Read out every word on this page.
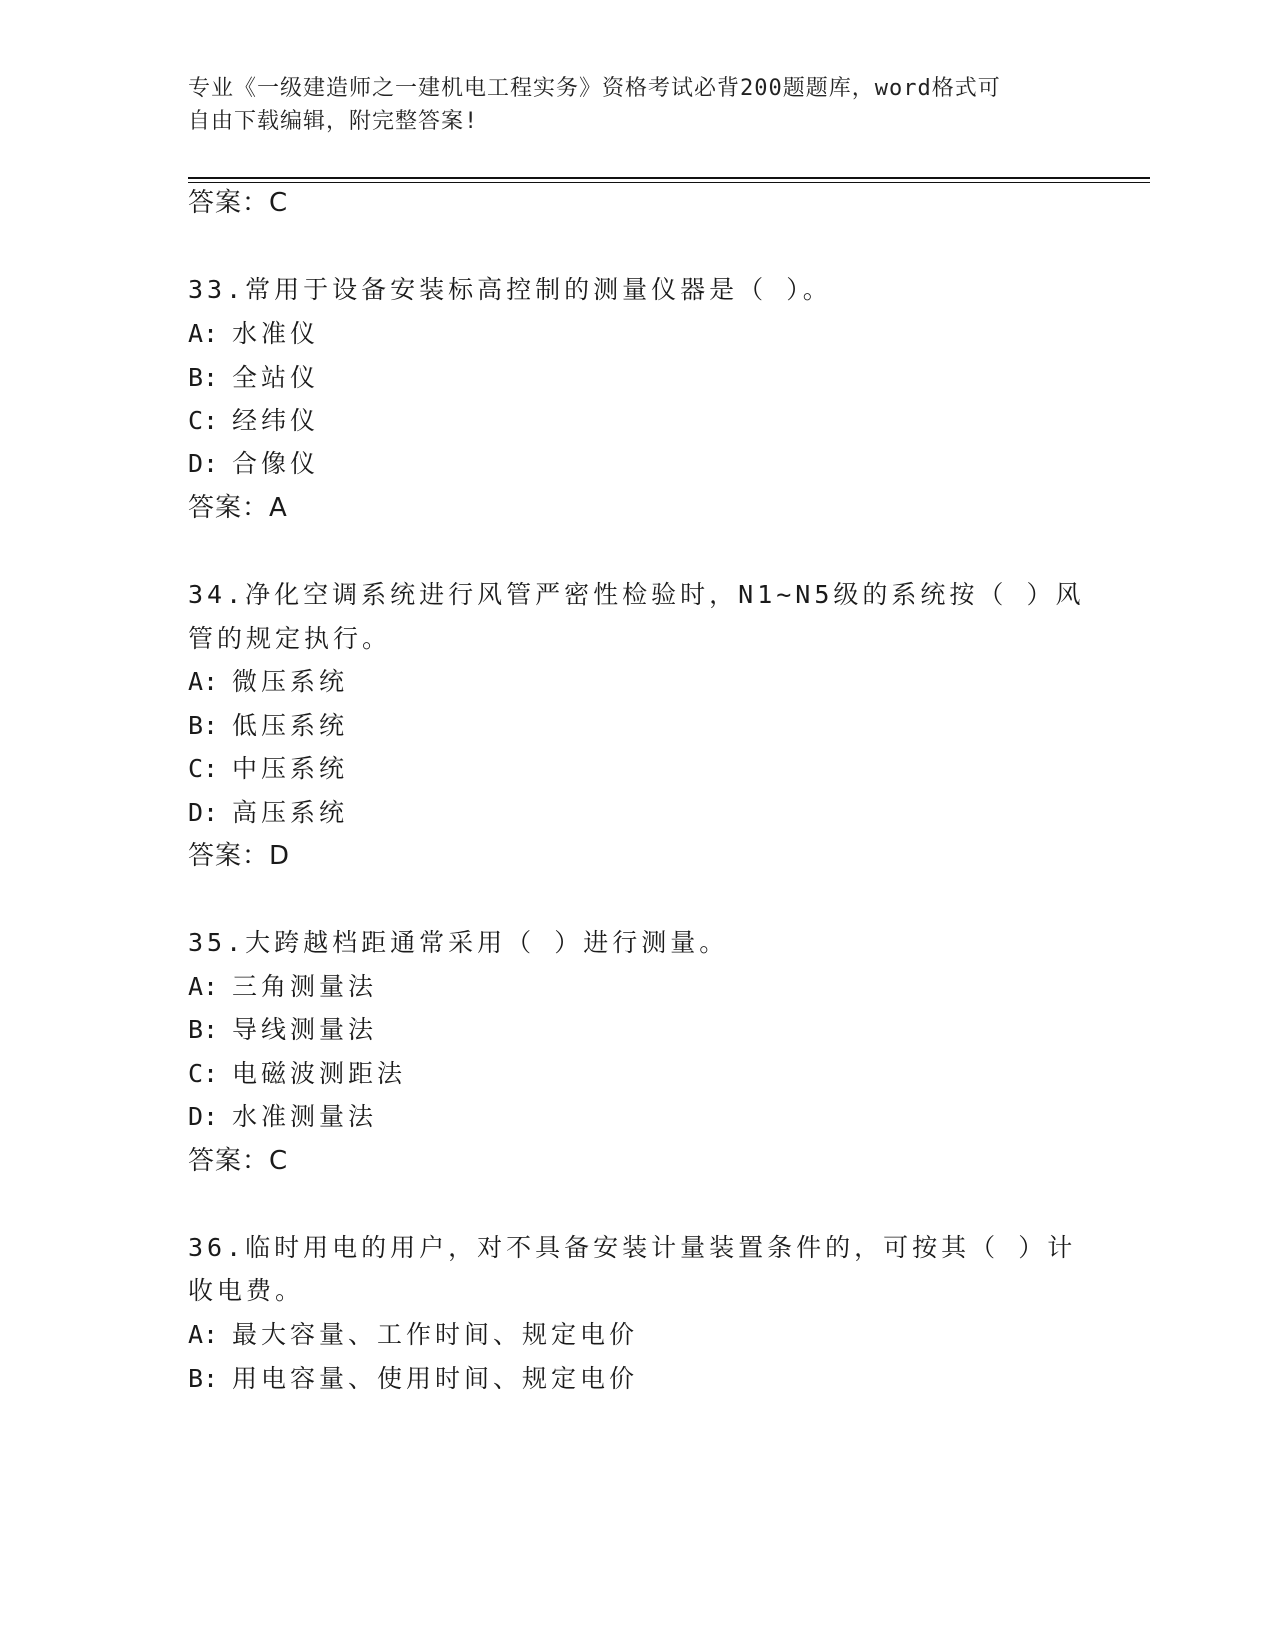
专业《一级建造师之一建机电工程实务》资格考试必背200题题库，word格式可
自由下载编辑，附完整答案!
答案：C
33.常用于设备安装标高控制的测量仪器是（ ）。
A: 水准仪
B: 全站仪
C: 经纬仪
D: 合像仪
答案：A
34.净化空调系统进行风管严密性检验时，N1~N5级的系统按（ ）风
管的规定执行。
A: 微压系统
B: 低压系统
C: 中压系统
D: 高压系统
答案：D
35.大跨越档距通常采用（ ）进行测量。
A: 三角测量法
B: 导线测量法
C: 电磁波测距法
D: 水准测量法
答案：C
36.临时用电的用户，对不具备安装计量装置条件的，可按其（ ）计
收电费。
A: 最大容量、工作时间、规定电价
B: 用电容量、使用时间、规定电价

▶ [WHAT IS BEING ASKED]
Can you restate all the records above word for word while dropping the pictures?

▶ [COMPLETE ANSWER]
Read out every word on this page.
专业《一级建造师之一建机电工程实务》资格考试必背200题题库，word格式可
自由下载编辑，附完整答案!
答案：C
33.常用于设备安装标高控制的测量仪器是（ ）。
A: 水准仪
B: 全站仪
C: 经纬仪
D: 合像仪
答案：A
34.净化空调系统进行风管严密性检验时，N1~N5级的系统按（ ）风
管的规定执行。
A: 微压系统
B: 低压系统
C: 中压系统
D: 高压系统
答案：D
35.大跨越档距通常采用（ ）进行测量。
A: 三角测量法
B: 导线测量法
C: 电磁波测距法
D: 水准测量法
答案：C
36.临时用电的用户，对不具备安装计量装置条件的，可按其（ ）计
收电费。
A: 最大容量、工作时间、规定电价
B: 用电容量、使用时间、规定电价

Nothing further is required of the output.